Keep only the lines of the listing that include the word "this", and copy them.

— Some records —
-- START --
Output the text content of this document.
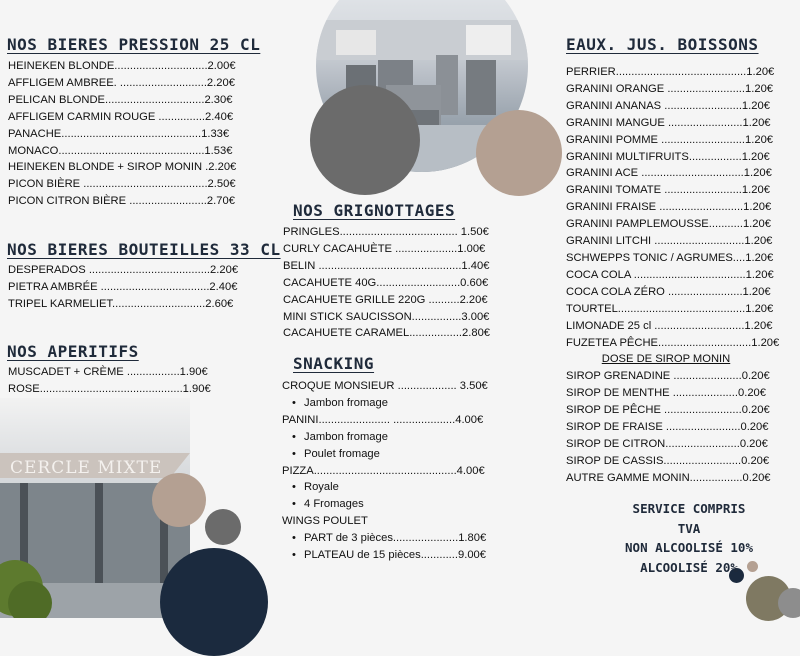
CERCLE MIXTE
NOS BIERES PRESSION 25 CL
HEINEKEN BLONDE..............................2.00€
AFFLIGEM AMBREE. ............................2.20€
PELICAN BLONDE................................2.30€
AFFLIGEM CARMIN ROUGE ...............2.40€
PANACHE.............................................1.33€
MONACO...............................................1.53€
HEINEKEN BLONDE + SIROP MONIN .2.20€
PICON BIÈRE ........................................2.50€
PICON CITRON BIÈRE .........................2.70€
NOS BIERES BOUTEILLES 33 CL
DESPERADOS .......................................2.20€
PIETRA AMBRÉE ...................................2.40€
TRIPEL KARMELIET..............................2.60€
NOS APERITIFS
MUSCADET + CRÈME .................1.90€
ROSE..............................................1.90€
NOS GRIGNOTTAGES
PRINGLES...................................... 1.50€
CURLY CACAHUÈTE ....................1.00€
BELIN ..............................................1.40€
CACAHUETE 40G...........................0.60€
CACAHUETE GRILLE 220G ..........2.20€
MINI STICK SAUCISSON................3.00€
CACAHUETE CARAMEL.................2.80€
SNACKING
CROQUE MONSIEUR ................... 3.50€
• Jambon fromage
PANINI....................... ....................4.00€
• Jambon fromage
• Poulet fromage
PIZZA..............................................4.00€
• Royale
• 4 Fromages
WINGS POULET
• PART de 3 pièces.....................1.80€
• PLATEAU de 15 pièces............9.00€
EAUX. JUS. BOISSONS
PERRIER..........................................1.20€
GRANINI ORANGE .........................1.20€
GRANINI ANANAS .........................1.20€
GRANINI MANGUE ........................1.20€
GRANINI POMME ...........................1.20€
GRANINI MULTIFRUITS.................1.20€
GRANINI ACE .................................1.20€
GRANINI TOMATE .........................1.20€
GRANINI FRAISE ...........................1.20€
GRANINI PAMPLEMOUSSE...........1.20€
GRANINI LITCHI .............................1.20€
SCHWEPPS TONIC / AGRUMES....1.20€
COCA COLA ....................................1.20€
COCA COLA ZÉRO ........................1.20€
TOURTEL.........................................1.20€
LIMONADE 25 cl .............................1.20€
FUZETEA PÊCHE..............................1.20€
DOSE DE SIROP MONIN
SIROP GRENADINE ......................0.20€
SIROP DE MENTHE .....................0.20€
SIROP DE PÊCHE .........................0.20€
SIROP DE FRAISE ........................0.20€
SIROP DE CITRON........................0.20€
SIROP DE CASSIS.........................0.20€
AUTRE GAMME MONIN.................0.20€
SERVICE COMPRIS
TVA
NON ALCOOLISÉ 10%
ALCOOLISÉ 20%
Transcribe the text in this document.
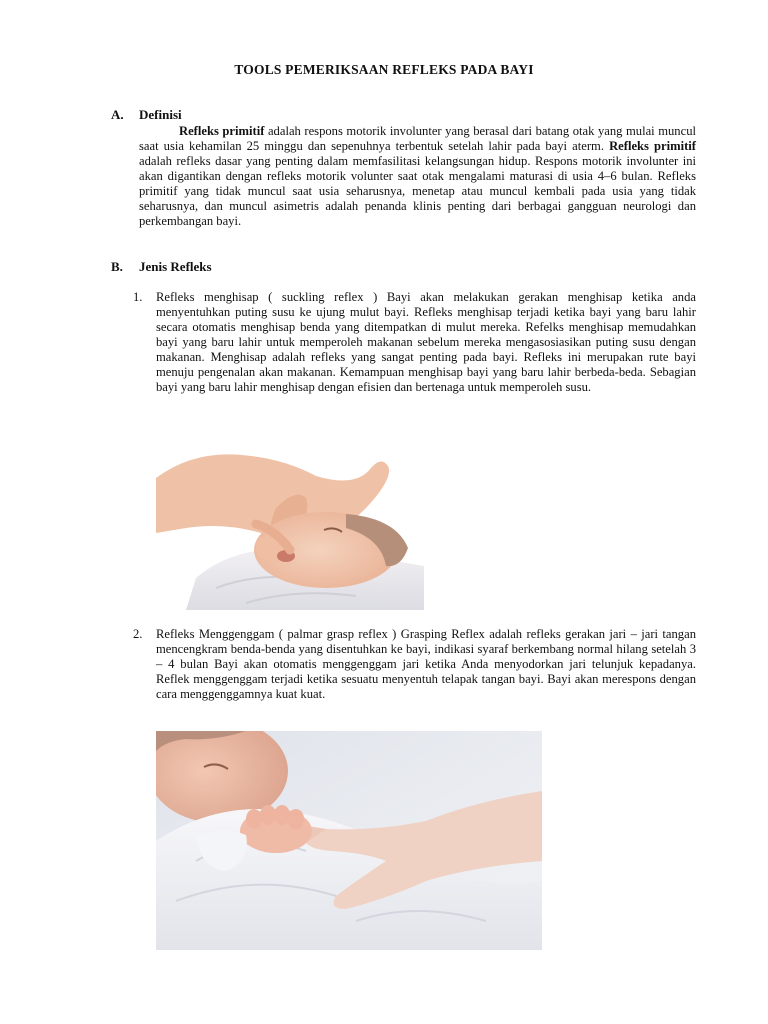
TOOLS PEMERIKSAAN REFLEKS PADA BAYI
A. Definisi
Refleks primitif adalah respons motorik involunter yang berasal dari batang otak yang mulai muncul saat usia kehamilan 25 minggu dan sepenuhnya terbentuk setelah lahir pada bayi aterm. Refleks primitif adalah refleks dasar yang penting dalam memfasilitasi kelangsungan hidup. Respons motorik involunter ini akan digantikan dengan refleks motorik volunter saat otak mengalami maturasi di usia 4–6 bulan. Refleks primitif yang tidak muncul saat usia seharusnya, menetap atau muncul kembali pada usia yang tidak seharusnya, dan muncul asimetris adalah penanda klinis penting dari berbagai gangguan neurologi dan perkembangan bayi.
B. Jenis Refleks
1. Refleks menghisap ( suckling reflex ) Bayi akan melakukan gerakan menghisap ketika anda menyentuhkan puting susu ke ujung mulut bayi. Refleks menghisap terjadi ketika bayi yang baru lahir secara otomatis menghisap benda yang ditempatkan di mulut mereka. Refelks menghisap memudahkan bayi yang baru lahir untuk memperoleh makanan sebelum mereka mengasosiasikan puting susu dengan makanan. Menghisap adalah refleks yang sangat penting pada bayi. Refleks ini merupakan rute bayi menuju pengenalan akan makanan. Kemampuan menghisap bayi yang baru lahir berbeda-beda. Sebagian bayi yang baru lahir menghisap dengan efisien dan bertenaga untuk memperoleh susu.
2. Refleks Menggenggam ( palmar grasp reflex ) Grasping Reflex adalah refleks gerakan jari – jari tangan mencengkram benda-benda yang disentuhkan ke bayi, indikasi syaraf berkembang normal hilang setelah 3 – 4 bulan Bayi akan otomatis menggenggam jari ketika Anda menyodorkan jari telunjuk kepadanya. Reflek menggenggam terjadi ketika sesuatu menyentuh telapak tangan bayi. Bayi akan merespons dengan cara menggenggamnya kuat kuat.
-- END --
— Output below —
Output the text content of this document.
Transcribe the text in this document.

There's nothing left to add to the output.